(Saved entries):
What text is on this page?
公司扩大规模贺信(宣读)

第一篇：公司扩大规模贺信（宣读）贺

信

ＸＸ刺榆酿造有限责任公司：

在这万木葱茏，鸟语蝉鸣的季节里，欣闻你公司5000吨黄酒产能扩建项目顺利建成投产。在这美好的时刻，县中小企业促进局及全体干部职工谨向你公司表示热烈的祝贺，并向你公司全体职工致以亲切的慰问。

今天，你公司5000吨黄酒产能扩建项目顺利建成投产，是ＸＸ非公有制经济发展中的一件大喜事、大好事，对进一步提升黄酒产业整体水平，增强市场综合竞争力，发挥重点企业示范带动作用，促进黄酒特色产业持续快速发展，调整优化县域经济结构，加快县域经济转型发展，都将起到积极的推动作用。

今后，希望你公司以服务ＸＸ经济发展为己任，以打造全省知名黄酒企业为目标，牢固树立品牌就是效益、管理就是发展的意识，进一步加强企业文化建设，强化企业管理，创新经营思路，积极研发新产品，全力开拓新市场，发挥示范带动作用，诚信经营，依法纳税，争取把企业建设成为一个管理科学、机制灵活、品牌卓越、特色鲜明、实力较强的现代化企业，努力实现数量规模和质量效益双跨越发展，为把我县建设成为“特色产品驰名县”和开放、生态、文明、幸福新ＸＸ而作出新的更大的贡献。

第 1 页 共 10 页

==

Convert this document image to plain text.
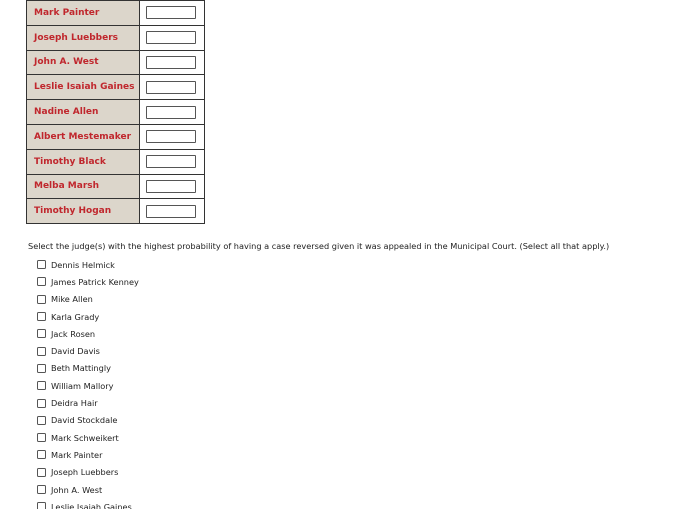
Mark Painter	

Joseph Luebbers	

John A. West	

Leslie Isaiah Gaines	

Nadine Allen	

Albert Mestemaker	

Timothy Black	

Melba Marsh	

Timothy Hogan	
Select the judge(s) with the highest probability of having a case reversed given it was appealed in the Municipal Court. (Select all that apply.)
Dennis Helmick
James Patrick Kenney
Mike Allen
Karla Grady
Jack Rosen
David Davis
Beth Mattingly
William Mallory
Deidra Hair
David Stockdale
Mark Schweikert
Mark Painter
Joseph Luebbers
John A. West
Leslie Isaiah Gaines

==

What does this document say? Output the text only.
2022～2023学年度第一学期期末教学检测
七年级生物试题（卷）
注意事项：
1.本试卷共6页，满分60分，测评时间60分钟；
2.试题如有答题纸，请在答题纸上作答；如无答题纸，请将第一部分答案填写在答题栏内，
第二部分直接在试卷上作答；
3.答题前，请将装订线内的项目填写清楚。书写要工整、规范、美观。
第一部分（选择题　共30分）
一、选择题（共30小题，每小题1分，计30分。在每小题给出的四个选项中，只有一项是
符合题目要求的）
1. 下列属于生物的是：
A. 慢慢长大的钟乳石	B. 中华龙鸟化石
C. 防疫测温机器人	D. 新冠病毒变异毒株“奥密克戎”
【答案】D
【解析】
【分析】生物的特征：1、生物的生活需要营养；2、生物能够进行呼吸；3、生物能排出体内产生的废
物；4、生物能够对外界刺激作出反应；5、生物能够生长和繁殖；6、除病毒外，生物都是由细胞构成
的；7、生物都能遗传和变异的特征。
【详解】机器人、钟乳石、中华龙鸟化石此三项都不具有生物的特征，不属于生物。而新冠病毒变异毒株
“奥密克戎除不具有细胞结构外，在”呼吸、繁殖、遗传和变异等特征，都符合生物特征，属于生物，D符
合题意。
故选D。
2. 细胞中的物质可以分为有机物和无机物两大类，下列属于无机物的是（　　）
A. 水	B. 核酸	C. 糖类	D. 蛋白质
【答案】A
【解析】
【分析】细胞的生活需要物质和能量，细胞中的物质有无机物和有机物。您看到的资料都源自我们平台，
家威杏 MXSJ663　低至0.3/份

(Requirements): Identify the lines of the entries containing the string "Isaiah". Copy each such line.

(Full output):
Leslie Isaiah Gaines	
Leslie Isaiah Gaines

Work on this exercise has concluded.